===== Information shown
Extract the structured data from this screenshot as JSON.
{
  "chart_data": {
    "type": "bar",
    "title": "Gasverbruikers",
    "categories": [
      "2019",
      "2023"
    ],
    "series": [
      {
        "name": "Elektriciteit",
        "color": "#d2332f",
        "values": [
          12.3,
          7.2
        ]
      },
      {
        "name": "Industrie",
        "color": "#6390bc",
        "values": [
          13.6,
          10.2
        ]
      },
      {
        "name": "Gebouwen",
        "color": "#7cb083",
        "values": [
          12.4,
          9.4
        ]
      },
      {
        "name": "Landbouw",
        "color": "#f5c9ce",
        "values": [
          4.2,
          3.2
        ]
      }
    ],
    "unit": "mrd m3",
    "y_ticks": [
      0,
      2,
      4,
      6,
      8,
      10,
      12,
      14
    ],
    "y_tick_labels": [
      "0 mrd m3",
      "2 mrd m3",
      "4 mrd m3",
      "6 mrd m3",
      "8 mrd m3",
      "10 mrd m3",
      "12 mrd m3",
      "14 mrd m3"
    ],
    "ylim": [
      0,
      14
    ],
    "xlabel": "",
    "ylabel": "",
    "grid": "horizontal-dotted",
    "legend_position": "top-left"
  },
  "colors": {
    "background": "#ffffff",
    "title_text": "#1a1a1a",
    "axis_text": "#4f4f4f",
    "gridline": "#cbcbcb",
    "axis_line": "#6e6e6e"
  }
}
==========
### The exercise
Each line of the listing should be echoed back exactly.

### Result
Extract the structured data from this screenshot as JSON.
{
  "chart_data": {
    "type": "bar",
    "title": "Gasverbruikers",
    "categories": [
      "2019",
      "2023"
    ],
    "series": [
      {
        "name": "Elektriciteit",
        "color": "#d2332f",
        "values": [
          12.3,
          7.2
        ]
      },
      {
        "name": "Industrie",
        "color": "#6390bc",
        "values": [
          13.6,
          10.2
        ]
      },
      {
        "name": "Gebouwen",
        "color": "#7cb083",
        "values": [
          12.4,
          9.4
        ]
      },
      {
        "name": "Landbouw",
        "color": "#f5c9ce",
        "values": [
          4.2,
          3.2
        ]
      }
    ],
    "unit": "mrd m3",
    "y_ticks": [
      0,
      2,
      4,
      6,
      8,
      10,
      12,
      14
    ],
    "y_tick_labels": [
      "0 mrd m3",
      "2 mrd m3",
      "4 mrd m3",
      "6 mrd m3",
      "8 mrd m3",
      "10 mrd m3",
      "12 mrd m3",
      "14 mrd m3"
    ],
    "ylim": [
      0,
      14
    ],
    "xlabel": "",
    "ylabel": "",
    "grid": "horizontal-dotted",
    "legend_position": "top-left"
  },
  "colors": {
    "background": "#ffffff",
    "title_text": "#1a1a1a",
    "axis_text": "#4f4f4f",
    "gridline": "#cbcbcb",
    "axis_line": "#6e6e6e"
  }
}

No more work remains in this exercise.